===== Given data

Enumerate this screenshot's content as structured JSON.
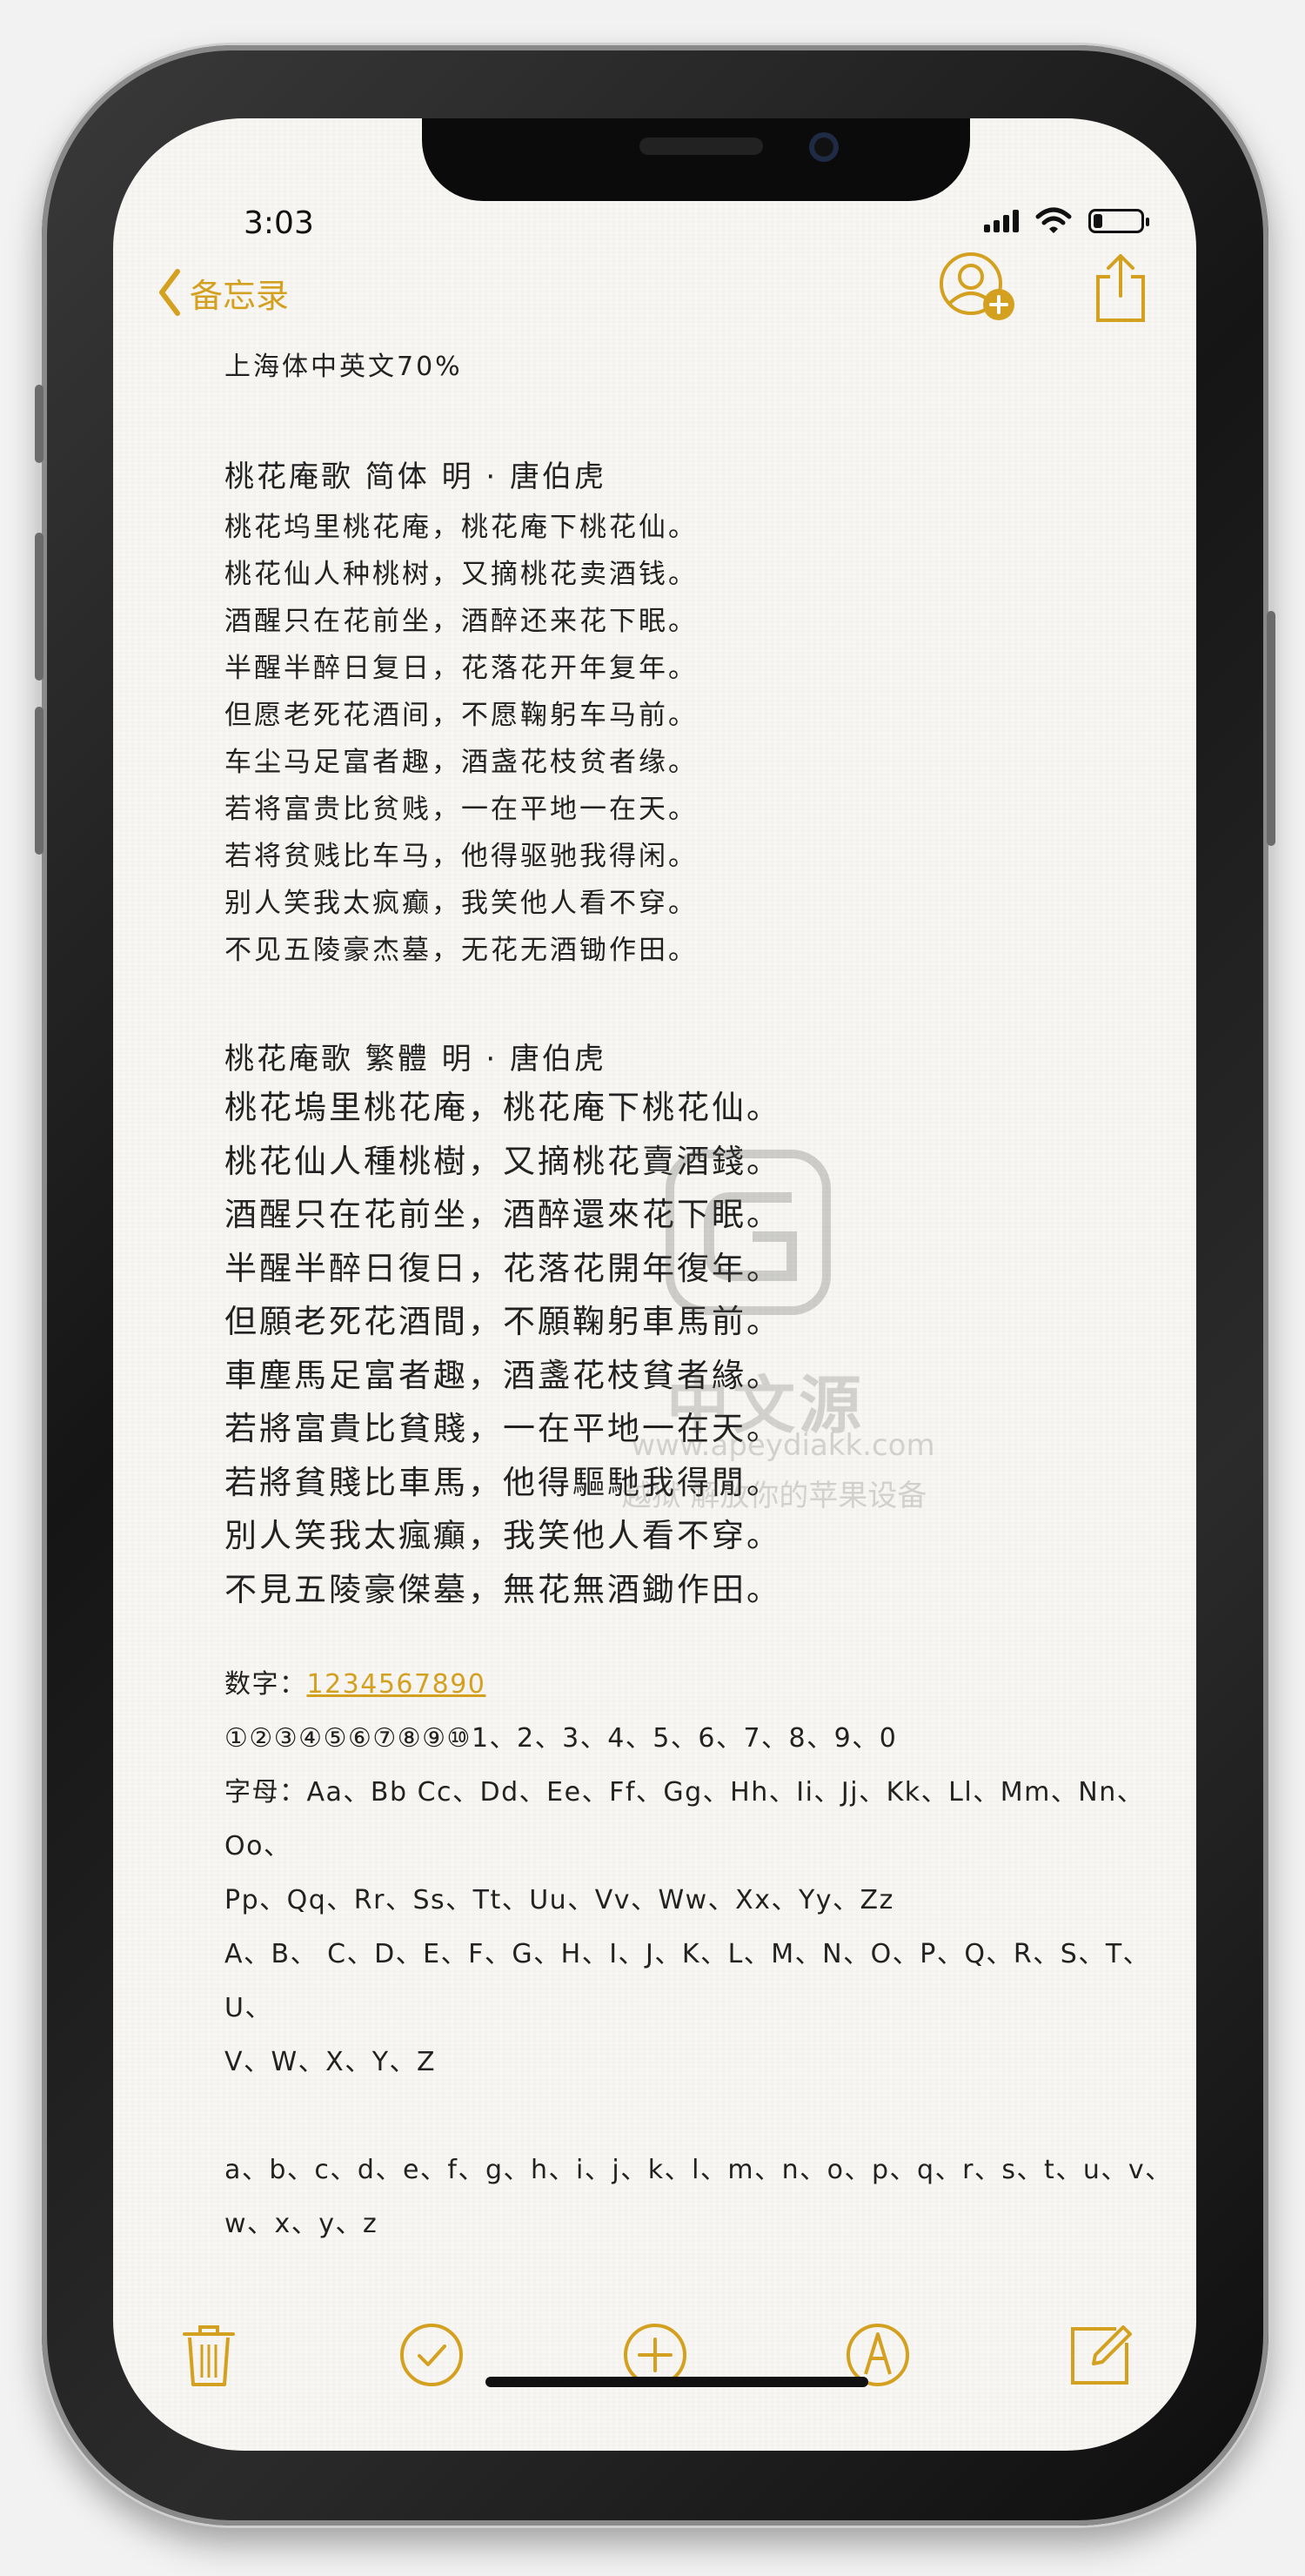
{
  "status_bar": {
    "time": "3:03"
  },
  "nav": {
    "back_label": "备忘录",
    "icons": [
      "chevron-left-icon",
      "add-person-icon",
      "share-icon"
    ]
  },
  "note": {
    "heading": "上海体中英文70%",
    "simplified": {
      "title": "桃花庵歌  简体   明 · 唐伯虎",
      "lines": [
        "桃花坞里桃花庵，桃花庵下桃花仙。",
        "桃花仙人种桃树，又摘桃花卖酒钱。",
        "酒醒只在花前坐，酒醉还来花下眠。",
        "半醒半醉日复日，花落花开年复年。",
        "但愿老死花酒间，不愿鞠躬车马前。",
        "车尘马足富者趣，酒盏花枝贫者缘。",
        "若将富贵比贫贱，一在平地一在天。",
        "若将贫贱比车马，他得驱驰我得闲。",
        "别人笑我太疯癫，我笑他人看不穿。",
        "不见五陵豪杰墓，无花无酒锄作田。"
      ]
    },
    "traditional": {
      "title": "桃花庵歌  繁體     明 · 唐伯虎",
      "lines": [
        "桃花塢里桃花庵，桃花庵下桃花仙。",
        "桃花仙人種桃樹，又摘桃花賣酒錢。",
        "酒醒只在花前坐，酒醉還來花下眠。",
        "半醒半醉日復日，花落花開年復年。",
        "但願老死花酒間，不願鞠躬車馬前。",
        "車塵馬足富者趣，酒盞花枝貧者緣。",
        "若將富貴比貧賤，一在平地一在天。",
        "若將貧賤比車馬，他得驅馳我得閒。",
        "別人笑我太瘋癲，我笑他人看不穿。",
        "不見五陵豪傑墓，無花無酒鋤作田。"
      ]
    },
    "digits_label": "数字：",
    "digits_link": "1234567890",
    "circled_numbers": "①②③④⑤⑥⑦⑧⑨⑩1、2、3、4、5、6、7、8、9、0",
    "letters_line1": "字母：Aa、Bb Cc、Dd、Ee、Ff、Gg、Hh、Ii、Jj、Kk、Ll、Mm、Nn、Oo、",
    "letters_line2": "Pp、Qq、Rr、Ss、Tt、Uu、Vv、Ww、Xx、Yy、Zz",
    "upper_line1": "A、B、 C、D、E、F、G、H、I、J、K、L、M、N、O、P、Q、R、S、T、U、",
    "upper_line2": "V、W、X、Y、Z",
    "lower_line1": "a、b、c、d、e、f、g、h、i、j、k、l、m、n、o、p、q、r、s、t、u、v、",
    "lower_line2": "w、x、y、z"
  },
  "toolbar": {
    "icons": [
      "trash-icon",
      "checklist-icon",
      "add-icon",
      "markup-icon",
      "compose-icon"
    ]
  },
  "watermark": {
    "title": "中文源",
    "url": "www.apeydiakk.com",
    "slogan": "越狱 解放你的苹果设备"
  },
  "colors": {
    "accent": "#d4a020",
    "text": "#222222",
    "paper": "#f8f7f3"
  }
}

==========

*Exercise prompt*:
Using the data above, write out every line exactly, leaving the images behind.

*Completed task*:
Enumerate this screenshot's content as structured JSON.
{
  "status_bar": {
    "time": "3:03"
  },
  "nav": {
    "back_label": "备忘录",
    "icons": [
      "chevron-left-icon",
      "add-person-icon",
      "share-icon"
    ]
  },
  "note": {
    "heading": "上海体中英文70%",
    "simplified": {
      "title": "桃花庵歌  简体   明 · 唐伯虎",
      "lines": [
        "桃花坞里桃花庵，桃花庵下桃花仙。",
        "桃花仙人种桃树，又摘桃花卖酒钱。",
        "酒醒只在花前坐，酒醉还来花下眠。",
        "半醒半醉日复日，花落花开年复年。",
        "但愿老死花酒间，不愿鞠躬车马前。",
        "车尘马足富者趣，酒盏花枝贫者缘。",
        "若将富贵比贫贱，一在平地一在天。",
        "若将贫贱比车马，他得驱驰我得闲。",
        "别人笑我太疯癫，我笑他人看不穿。",
        "不见五陵豪杰墓，无花无酒锄作田。"
      ]
    },
    "traditional": {
      "title": "桃花庵歌  繁體     明 · 唐伯虎",
      "lines": [
        "桃花塢里桃花庵，桃花庵下桃花仙。",
        "桃花仙人種桃樹，又摘桃花賣酒錢。",
        "酒醒只在花前坐，酒醉還來花下眠。",
        "半醒半醉日復日，花落花開年復年。",
        "但願老死花酒間，不願鞠躬車馬前。",
        "車塵馬足富者趣，酒盞花枝貧者緣。",
        "若將富貴比貧賤，一在平地一在天。",
        "若將貧賤比車馬，他得驅馳我得閒。",
        "別人笑我太瘋癲，我笑他人看不穿。",
        "不見五陵豪傑墓，無花無酒鋤作田。"
      ]
    },
    "digits_label": "数字：",
    "digits_link": "1234567890",
    "circled_numbers": "①②③④⑤⑥⑦⑧⑨⑩1、2、3、4、5、6、7、8、9、0",
    "letters_line1": "字母：Aa、Bb Cc、Dd、Ee、Ff、Gg、Hh、Ii、Jj、Kk、Ll、Mm、Nn、Oo、",
    "letters_line2": "Pp、Qq、Rr、Ss、Tt、Uu、Vv、Ww、Xx、Yy、Zz",
    "upper_line1": "A、B、 C、D、E、F、G、H、I、J、K、L、M、N、O、P、Q、R、S、T、U、",
    "upper_line2": "V、W、X、Y、Z",
    "lower_line1": "a、b、c、d、e、f、g、h、i、j、k、l、m、n、o、p、q、r、s、t、u、v、",
    "lower_line2": "w、x、y、z"
  },
  "toolbar": {
    "icons": [
      "trash-icon",
      "checklist-icon",
      "add-icon",
      "markup-icon",
      "compose-icon"
    ]
  },
  "watermark": {
    "title": "中文源",
    "url": "www.apeydiakk.com",
    "slogan": "越狱 解放你的苹果设备"
  },
  "colors": {
    "accent": "#d4a020",
    "text": "#222222",
    "paper": "#f8f7f3"
  }
}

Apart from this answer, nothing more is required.